[Start Dataset extract]
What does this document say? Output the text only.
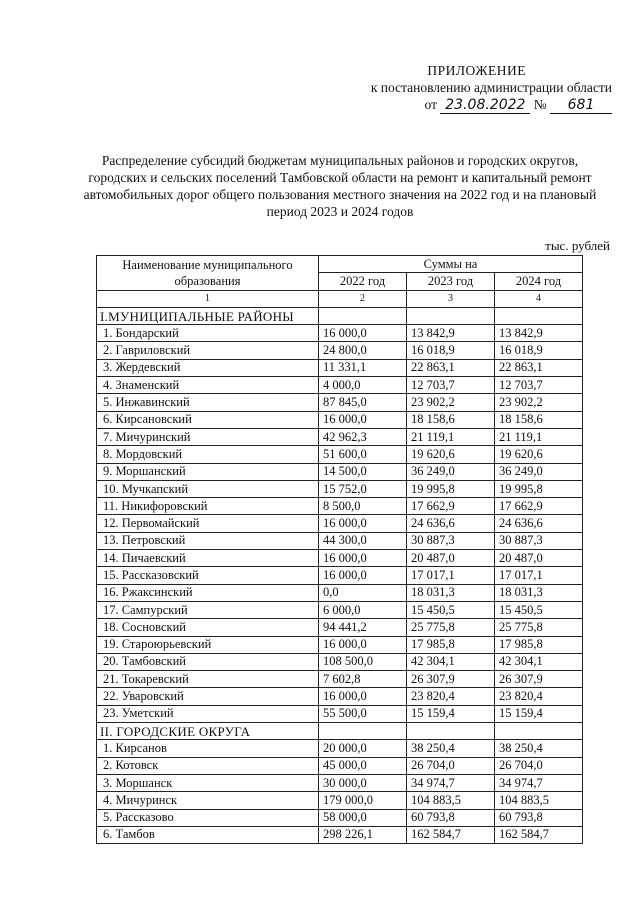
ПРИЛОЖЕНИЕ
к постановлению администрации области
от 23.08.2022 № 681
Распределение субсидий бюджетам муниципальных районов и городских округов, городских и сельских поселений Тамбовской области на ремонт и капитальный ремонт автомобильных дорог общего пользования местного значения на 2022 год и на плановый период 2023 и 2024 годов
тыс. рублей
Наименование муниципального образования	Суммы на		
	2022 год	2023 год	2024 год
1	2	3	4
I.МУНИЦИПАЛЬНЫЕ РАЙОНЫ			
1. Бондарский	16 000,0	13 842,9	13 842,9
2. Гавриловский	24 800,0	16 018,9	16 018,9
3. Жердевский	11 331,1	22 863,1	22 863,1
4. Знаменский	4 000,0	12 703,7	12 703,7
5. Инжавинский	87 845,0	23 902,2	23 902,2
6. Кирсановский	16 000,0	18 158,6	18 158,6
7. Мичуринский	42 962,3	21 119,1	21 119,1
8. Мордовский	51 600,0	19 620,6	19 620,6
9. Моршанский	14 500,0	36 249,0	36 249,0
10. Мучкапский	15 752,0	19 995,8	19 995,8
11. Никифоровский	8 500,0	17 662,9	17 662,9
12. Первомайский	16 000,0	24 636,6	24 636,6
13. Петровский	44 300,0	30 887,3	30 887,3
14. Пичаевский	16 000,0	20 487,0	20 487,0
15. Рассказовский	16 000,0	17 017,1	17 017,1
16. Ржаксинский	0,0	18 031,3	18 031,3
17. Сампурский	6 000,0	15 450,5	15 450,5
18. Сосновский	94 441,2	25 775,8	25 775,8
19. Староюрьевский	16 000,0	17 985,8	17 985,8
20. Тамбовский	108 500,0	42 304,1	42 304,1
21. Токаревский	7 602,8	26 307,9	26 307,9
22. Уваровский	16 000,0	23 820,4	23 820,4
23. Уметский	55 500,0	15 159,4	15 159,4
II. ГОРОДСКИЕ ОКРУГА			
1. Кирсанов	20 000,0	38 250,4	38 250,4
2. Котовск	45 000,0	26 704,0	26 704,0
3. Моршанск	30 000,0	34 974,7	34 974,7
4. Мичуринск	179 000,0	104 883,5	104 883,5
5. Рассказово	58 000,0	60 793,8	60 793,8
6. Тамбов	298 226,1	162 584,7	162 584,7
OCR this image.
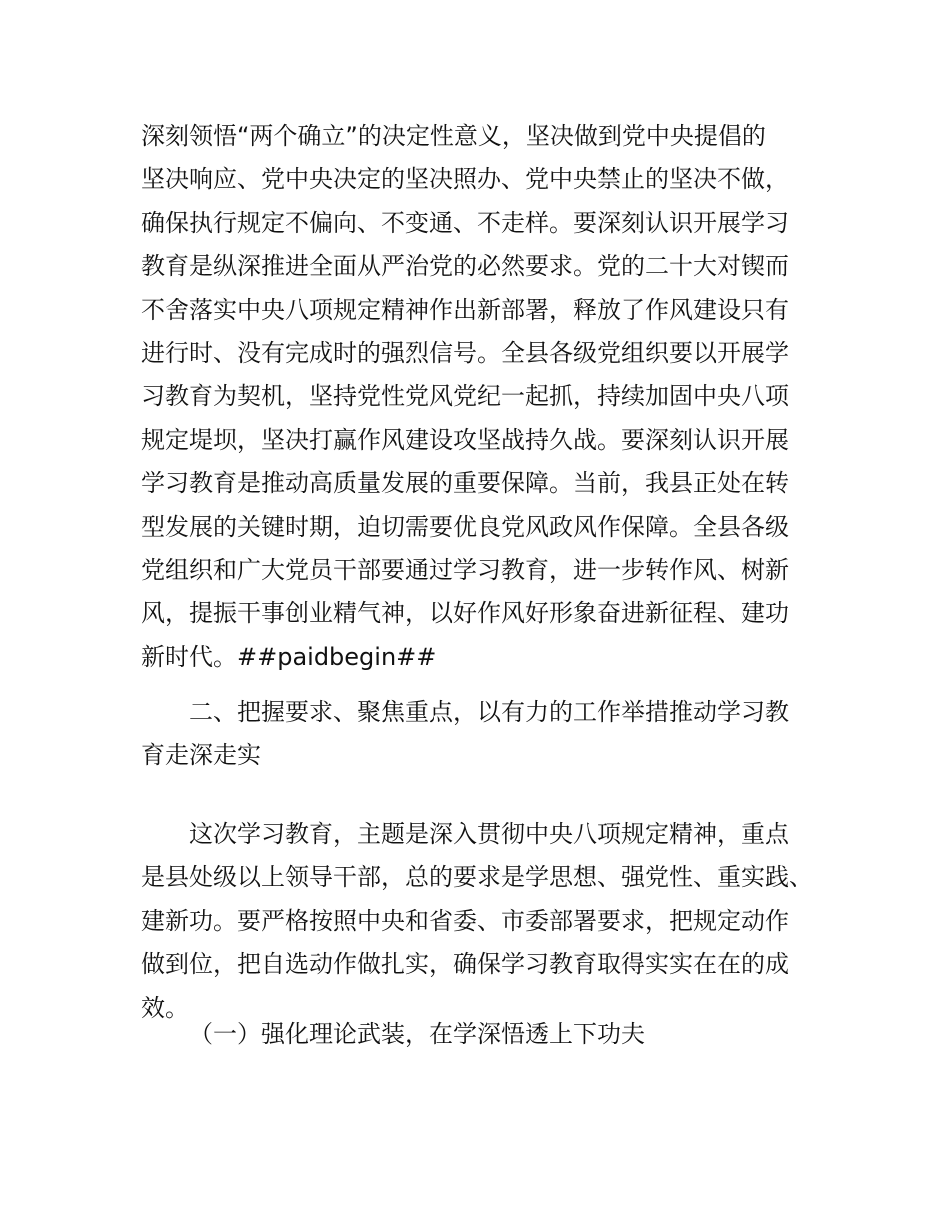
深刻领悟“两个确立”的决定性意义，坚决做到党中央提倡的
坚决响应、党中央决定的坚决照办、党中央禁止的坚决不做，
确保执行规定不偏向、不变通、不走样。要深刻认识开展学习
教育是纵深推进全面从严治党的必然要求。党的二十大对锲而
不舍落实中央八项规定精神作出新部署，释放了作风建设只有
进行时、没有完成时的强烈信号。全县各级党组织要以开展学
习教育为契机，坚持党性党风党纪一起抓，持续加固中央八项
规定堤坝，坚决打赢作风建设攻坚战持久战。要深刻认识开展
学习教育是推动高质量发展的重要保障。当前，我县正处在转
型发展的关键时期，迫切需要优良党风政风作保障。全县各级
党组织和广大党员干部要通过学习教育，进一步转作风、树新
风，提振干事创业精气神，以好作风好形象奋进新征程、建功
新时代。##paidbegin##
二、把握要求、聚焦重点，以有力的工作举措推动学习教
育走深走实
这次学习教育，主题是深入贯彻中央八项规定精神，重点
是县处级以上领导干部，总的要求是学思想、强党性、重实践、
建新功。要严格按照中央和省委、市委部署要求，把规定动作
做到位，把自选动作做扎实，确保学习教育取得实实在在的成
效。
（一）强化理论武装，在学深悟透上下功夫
[End Dataset extract]
Goal of the exercise: Reproduce all of the material exactly, apart from the pictures.

Output for this task:
What does this document say? Output the text only.
ПРИЛОЖЕНИЕ
к постановлению администрации области
от 23.08.2022 № 681
Распределение субсидий бюджетам муниципальных районов и городских округов, городских и сельских поселений Тамбовской области на ремонт и капитальный ремонт автомобильных дорог общего пользования местного значения на 2022 год и на плановый период 2023 и 2024 годов
тыс. рублей
Наименование муниципального образования	Суммы на		
	2022 год	2023 год	2024 год
1	2	3	4
I.МУНИЦИПАЛЬНЫЕ РАЙОНЫ			
1. Бондарский	16 000,0	13 842,9	13 842,9
2. Гавриловский	24 800,0	16 018,9	16 018,9
3. Жердевский	11 331,1	22 863,1	22 863,1
4. Знаменский	4 000,0	12 703,7	12 703,7
5. Инжавинский	87 845,0	23 902,2	23 902,2
6. Кирсановский	16 000,0	18 158,6	18 158,6
7. Мичуринский	42 962,3	21 119,1	21 119,1
8. Мордовский	51 600,0	19 620,6	19 620,6
9. Моршанский	14 500,0	36 249,0	36 249,0
10. Мучкапский	15 752,0	19 995,8	19 995,8
11. Никифоровский	8 500,0	17 662,9	17 662,9
12. Первомайский	16 000,0	24 636,6	24 636,6
13. Петровский	44 300,0	30 887,3	30 887,3
14. Пичаевский	16 000,0	20 487,0	20 487,0
15. Рассказовский	16 000,0	17 017,1	17 017,1
16. Ржаксинский	0,0	18 031,3	18 031,3
17. Сампурский	6 000,0	15 450,5	15 450,5
18. Сосновский	94 441,2	25 775,8	25 775,8
19. Староюрьевский	16 000,0	17 985,8	17 985,8
20. Тамбовский	108 500,0	42 304,1	42 304,1
21. Токаревский	7 602,8	26 307,9	26 307,9
22. Уваровский	16 000,0	23 820,4	23 820,4
23. Уметский	55 500,0	15 159,4	15 159,4
II. ГОРОДСКИЕ ОКРУГА			
1. Кирсанов	20 000,0	38 250,4	38 250,4
2. Котовск	45 000,0	26 704,0	26 704,0
3. Моршанск	30 000,0	34 974,7	34 974,7
4. Мичуринск	179 000,0	104 883,5	104 883,5
5. Рассказово	58 000,0	60 793,8	60 793,8
6. Тамбов	298 226,1	162 584,7	162 584,7
OCR this image.
深刻领悟“两个确立”的决定性意义，坚决做到党中央提倡的
坚决响应、党中央决定的坚决照办、党中央禁止的坚决不做，
确保执行规定不偏向、不变通、不走样。要深刻认识开展学习
教育是纵深推进全面从严治党的必然要求。党的二十大对锲而
不舍落实中央八项规定精神作出新部署，释放了作风建设只有
进行时、没有完成时的强烈信号。全县各级党组织要以开展学
习教育为契机，坚持党性党风党纪一起抓，持续加固中央八项
规定堤坝，坚决打赢作风建设攻坚战持久战。要深刻认识开展
学习教育是推动高质量发展的重要保障。当前，我县正处在转
型发展的关键时期，迫切需要优良党风政风作保障。全县各级
党组织和广大党员干部要通过学习教育，进一步转作风、树新
风，提振干事创业精气神，以好作风好形象奋进新征程、建功
新时代。##paidbegin##
二、把握要求、聚焦重点，以有力的工作举措推动学习教
育走深走实
这次学习教育，主题是深入贯彻中央八项规定精神，重点
是县处级以上领导干部，总的要求是学思想、强党性、重实践、
建新功。要严格按照中央和省委、市委部署要求，把规定动作
做到位，把自选动作做扎实，确保学习教育取得实实在在的成
效。
（一）强化理论武装，在学深悟透上下功夫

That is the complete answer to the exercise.